### Do this
Keep the pictures out and restate every record exactly.

### Information given

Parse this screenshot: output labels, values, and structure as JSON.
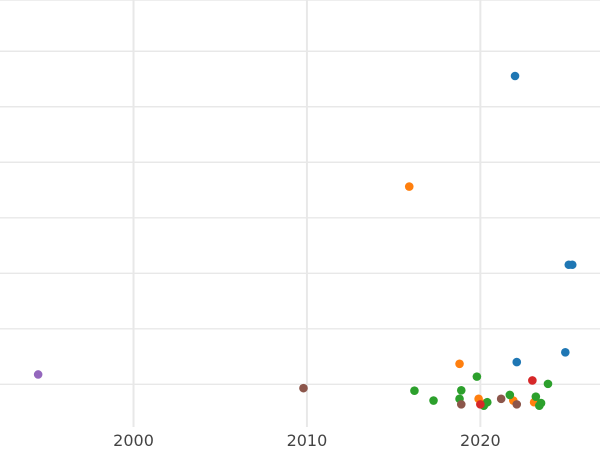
{
  "chart_data": {
    "type": "scatter",
    "title": "",
    "xlabel": "",
    "ylabel": "",
    "xlim": [
      1992.3,
      2026.9
    ],
    "ylim": [
      0.0,
      1.0
    ],
    "grid": true,
    "x_ticks": [
      2000,
      2010,
      2020
    ],
    "x_tick_labels": [
      "2000",
      "2010",
      "2020"
    ],
    "y_gridlines": [
      0.1,
      0.23,
      0.36,
      0.49,
      0.62,
      0.75,
      0.88,
      1.0
    ],
    "series": [
      {
        "color": "#1f77b4",
        "points": [
          [
            2022.0,
            0.822
          ],
          [
            2025.1,
            0.38
          ],
          [
            2025.3,
            0.38
          ],
          [
            2024.9,
            0.175
          ],
          [
            2022.1,
            0.152
          ]
        ]
      },
      {
        "color": "#ff7f0e",
        "points": [
          [
            2015.9,
            0.563
          ],
          [
            2018.8,
            0.148
          ],
          [
            2019.9,
            0.066
          ],
          [
            2020.3,
            0.056
          ],
          [
            2021.9,
            0.062
          ],
          [
            2023.1,
            0.058
          ]
        ]
      },
      {
        "color": "#2ca02c",
        "points": [
          [
            2019.8,
            0.118
          ],
          [
            2023.9,
            0.101
          ],
          [
            2016.2,
            0.085
          ],
          [
            2018.9,
            0.086
          ],
          [
            2017.3,
            0.062
          ],
          [
            2018.8,
            0.066
          ],
          [
            2020.4,
            0.058
          ],
          [
            2021.7,
            0.075
          ],
          [
            2023.2,
            0.071
          ],
          [
            2023.5,
            0.056
          ],
          [
            2020.2,
            0.05
          ],
          [
            2023.4,
            0.05
          ]
        ]
      },
      {
        "color": "#d62728",
        "points": [
          [
            2023.0,
            0.109
          ],
          [
            2020.0,
            0.053
          ]
        ]
      },
      {
        "color": "#9467bd",
        "points": [
          [
            1994.5,
            0.123
          ]
        ]
      },
      {
        "color": "#8c564b",
        "points": [
          [
            2009.8,
            0.091
          ],
          [
            2021.2,
            0.066
          ],
          [
            2018.9,
            0.053
          ],
          [
            2022.1,
            0.053
          ]
        ]
      }
    ]
  }
}
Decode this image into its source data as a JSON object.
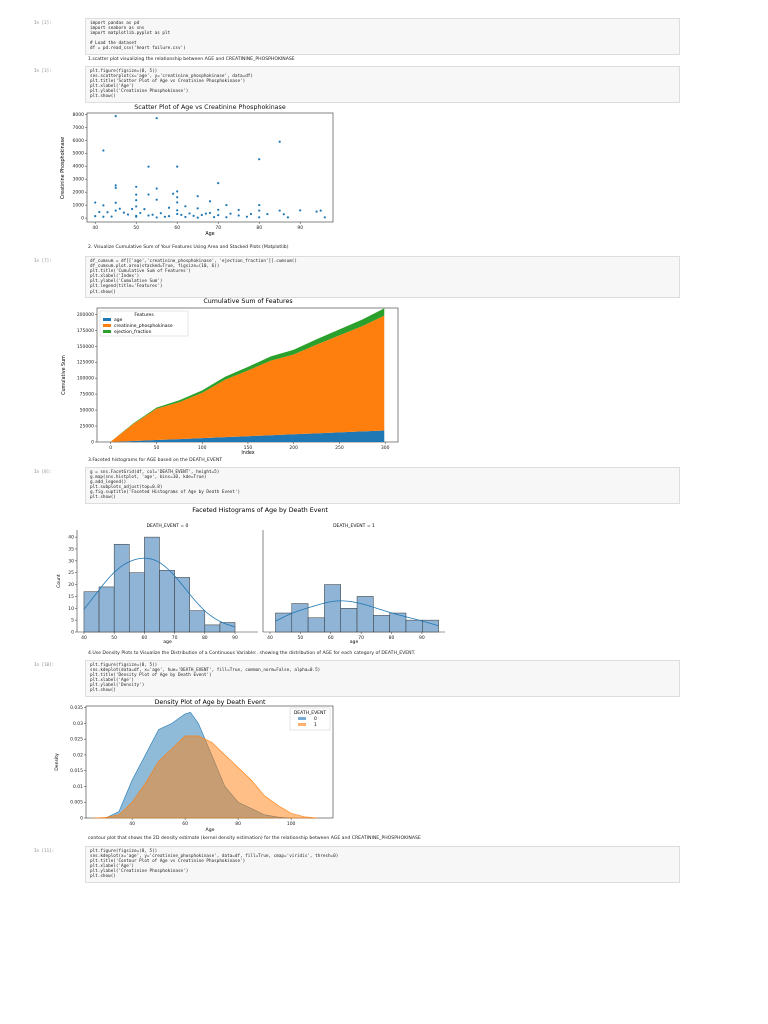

### Output of the task
Parse this screenshot: output labels, values, and structure as JSON.
{
  "chart_data": {
    "type": "scatter",
    "title": "",
    "xlabel": "",
    "ylabel": "",
    "xlim": [
      1992.3,
      2026.9
    ],
    "ylim": [
      0.0,
      1.0
    ],
    "grid": true,
    "x_ticks": [
      2000,
      2010,
      2020
    ],
    "x_tick_labels": [
      "2000",
      "2010",
      "2020"
    ],
    "y_gridlines": [
      0.1,
      0.23,
      0.36,
      0.49,
      0.62,
      0.75,
      0.88,
      1.0
    ],
    "series": [
      {
        "color": "#1f77b4",
        "points": [
          [
            2022.0,
            0.822
          ],
          [
            2025.1,
            0.38
          ],
          [
            2025.3,
            0.38
          ],
          [
            2024.9,
            0.175
          ],
          [
            2022.1,
            0.152
          ]
        ]
      },
      {
        "color": "#ff7f0e",
        "points": [
          [
            2015.9,
            0.563
          ],
          [
            2018.8,
            0.148
          ],
          [
            2019.9,
            0.066
          ],
          [
            2020.3,
            0.056
          ],
          [
            2021.9,
            0.062
          ],
          [
            2023.1,
            0.058
          ]
        ]
      },
      {
        "color": "#2ca02c",
        "points": [
          [
            2019.8,
            0.118
          ],
          [
            2023.9,
            0.101
          ],
          [
            2016.2,
            0.085
          ],
          [
            2018.9,
            0.086
          ],
          [
            2017.3,
            0.062
          ],
          [
            2018.8,
            0.066
          ],
          [
            2020.4,
            0.058
          ],
          [
            2021.7,
            0.075
          ],
          [
            2023.2,
            0.071
          ],
          [
            2023.5,
            0.056
          ],
          [
            2020.2,
            0.05
          ],
          [
            2023.4,
            0.05
          ]
        ]
      },
      {
        "color": "#d62728",
        "points": [
          [
            2023.0,
            0.109
          ],
          [
            2020.0,
            0.053
          ]
        ]
      },
      {
        "color": "#9467bd",
        "points": [
          [
            1994.5,
            0.123
          ]
        ]
      },
      {
        "color": "#8c564b",
        "points": [
          [
            2009.8,
            0.091
          ],
          [
            2021.2,
            0.066
          ],
          [
            2018.9,
            0.053
          ],
          [
            2022.1,
            0.053
          ]
        ]
      }
    ]
  }
}
Decode this image into its source data as a JSON object.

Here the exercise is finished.